网页原文
■ ■ ■ ■

如果该bbox中的种类在train_cls中,将其加到annos中。anno中的bbox是(x,y,w,h),需将其转化为左上角和右下角。将bbox,class_id(0 – 80),iscrowd(0/1)这三个信息append到annos中。再将该图片对应的所有标注框信息对应到image_anno_dict上。在这里插入图片描述

image_ids = coco.getImgIds()
image_files = []
image_anno_dict = {}
for img_id in image_ids:
    image_info = coco.loadImgs(img_id)
    file_name = image_info[0]["file_name"]
    anno_ids = coco.getAnnIds(imgIds=img_id, iscrowd=None)
    anno = coco.loadAnns(anno_ids)
    image_path = os.path.join(coco_root, data_type, file_name)
    annos = []
	for label in anno:
	     bbox = label["bbox"]
	     class_name = classs_dict[label["category_id"]]
	     if class_name in train_cls:
	         x1, x2 = bbox[0], bbox[0] + bbox[2]
	         y1, y2 = bbox[1], bbox[1] + bbox[3]
	         annos.append([x1, y1, x2, y2] + [train_cls_dict[class_name]] + [int(label["iscrowd"])])
	if annos:
	    image_anno_dict[image_path] = np.array(annos)
	else:
	    image_anno_dict[image_path] = np.array([0, 0, 0, 0, 0, 1])

image_files是由所有图片路径组成的列表,image_anno_dict是所有图片对应的标注框信息:

  • bbox
  • class_id(0–80)
  • iscrowd(0/1)
def create_coco_label(is_training, config):
	...
	return image_files, image_anno_dict

回到 data_to_mindrecord_byte_image,将图片(以byte格式)和annos保存到row中,然后以mindrecord输出到 mindrecord_path中。

writer = FileWriter(mindrecord_path, file_num)
pvanet_json = {
     "image": {"type": "bytes"},
     "annotation": {"type": "int32", "shape": [-1, 6]},
 }
 writer.add_schema(pvanet_json, "pvanet_json")  # Schema用于定义数据集包含哪些字段以及字段的类型
for image_name in image_files:
    with open(image_name, 'rb') as f:
        img = f.read()
    annos = np.array(image_anno_dict[image_name], dtype=np.int32)
    row = {"image": img, "annotation": annos}
    writer.write_raw_data([row])
writer.commit()

voc2007/2012

暂时PASS

生成PVAnet数据

这段有点迷,没有很搞懂内部数据怎么处理的,下面简单介绍下。

■ ■ ■ ■

数据摘录
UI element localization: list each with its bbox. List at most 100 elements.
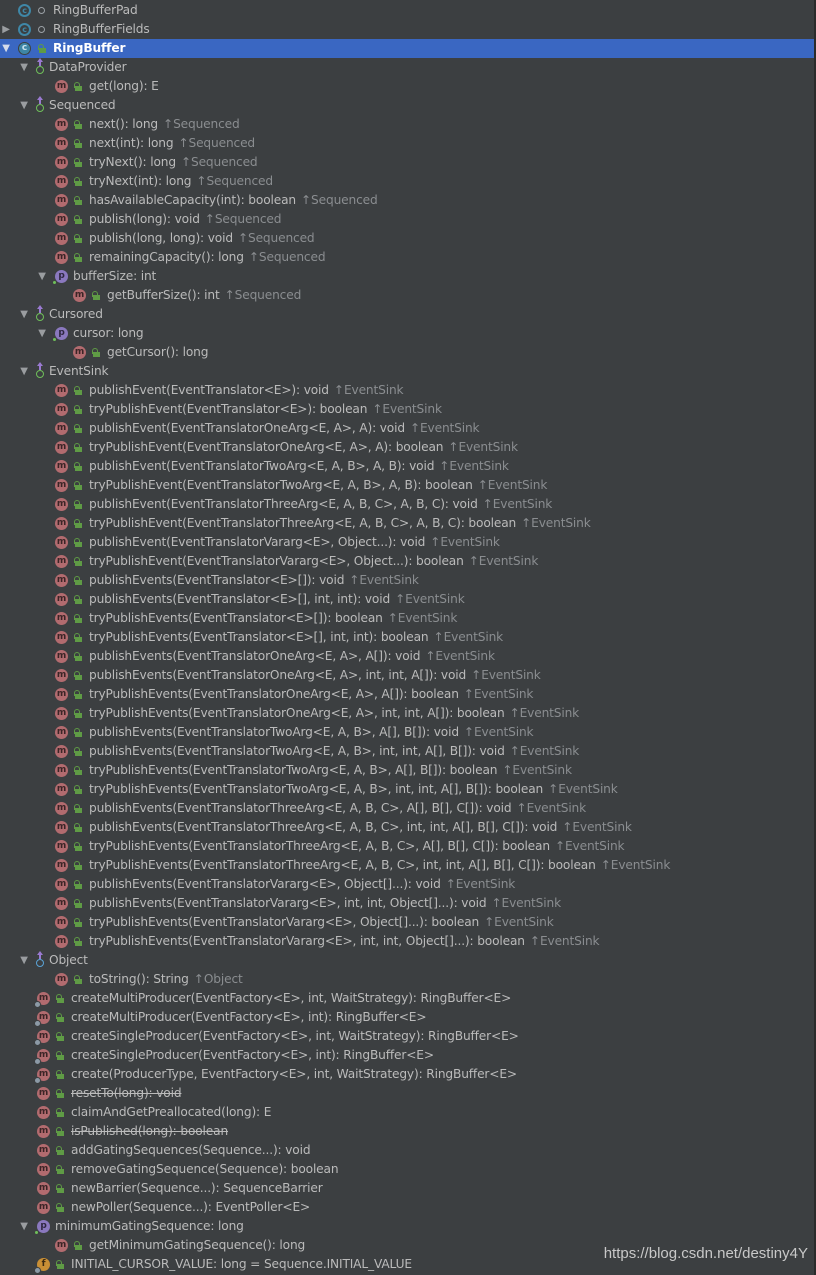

■ ■ ■ ■

任务说明
(1) 判断下列三种说法是否符合上方网页原文，逐条回答“是”或“否”，并原样引用原文中起决定作用的字句：(a) anno中的bbox格式为(x,y,w,h)；(b) 一张图片若没有符合条件的标注框，image_anno_dict中对应的是一个空数组；(c) 作者已经完全弄清了生成PVAnet数据时内部数据的处理方式。
(2) 从网页原文最后一句之后接着续写。

参考答案
(1)
(a) 是。原文写道：“anno中的bbox是(x,y,w,h)”。
(b) 否。原文写道：“image_anno_dict[image_path] = np.array([0, 0, 0, 0, 0, 1])”。
(c) 否。原文写道：“这段有点迷,没有很搞懂内部数据怎么处理的”。

(2)
import mindspore.dataset as de

def create_PVAnet_dataset(config, mindrecord_file, batch_size=2, device_num=1, rank_id=0, is_training=True,
                          num_parallel_workers=8, python_multiprocessing=False):
    """Create PVAnet dataset with MindDataset."""
    cv2.setNumThreads(0)
    de.config.set_prefetch_size(8)
    ds = de.MindDataset(mindrecord_file, columns_list=["image", "annotation"], 	num_shards=device_num, shard_id=rank_id,
                        num_parallel_workers=8, shuffle=is_training)
    decode = C.Decode()
    ds = ds.map(input_columns=["image"], operations=decode)
    compose_map_func = (lambda image, annotation: preprocess_fn(image, annotation, is_training, config=config))

    if is_training:
        ds = ds.map(input_columns=["image", "annotation"],
                    output_columns=["image", "image_shape", "box", "label", "valid_num"],
                    column_order=["image", "image_shape", "box", "label", "valid_num"],
                    operations=compose_map_func, python_multiprocessing=python_multiprocessing,
                    num_parallel_workers=num_parallel_workers)
        ds = ds.batch(batch_size, drop_remainder=True)
    else:
        ds = ds.map(input_columns=["image", "annotation"],
                    output_columns=["image", "image_shape", "box", "label", "valid_num"],
                    column_order=["image", "image_shape", "box", "label", "valid_num"],
                    operations=compose_map_func,
                    num_parallel_workers=num_parallel_workers)
        ds = ds.batch(batch_size, drop_remainder=True)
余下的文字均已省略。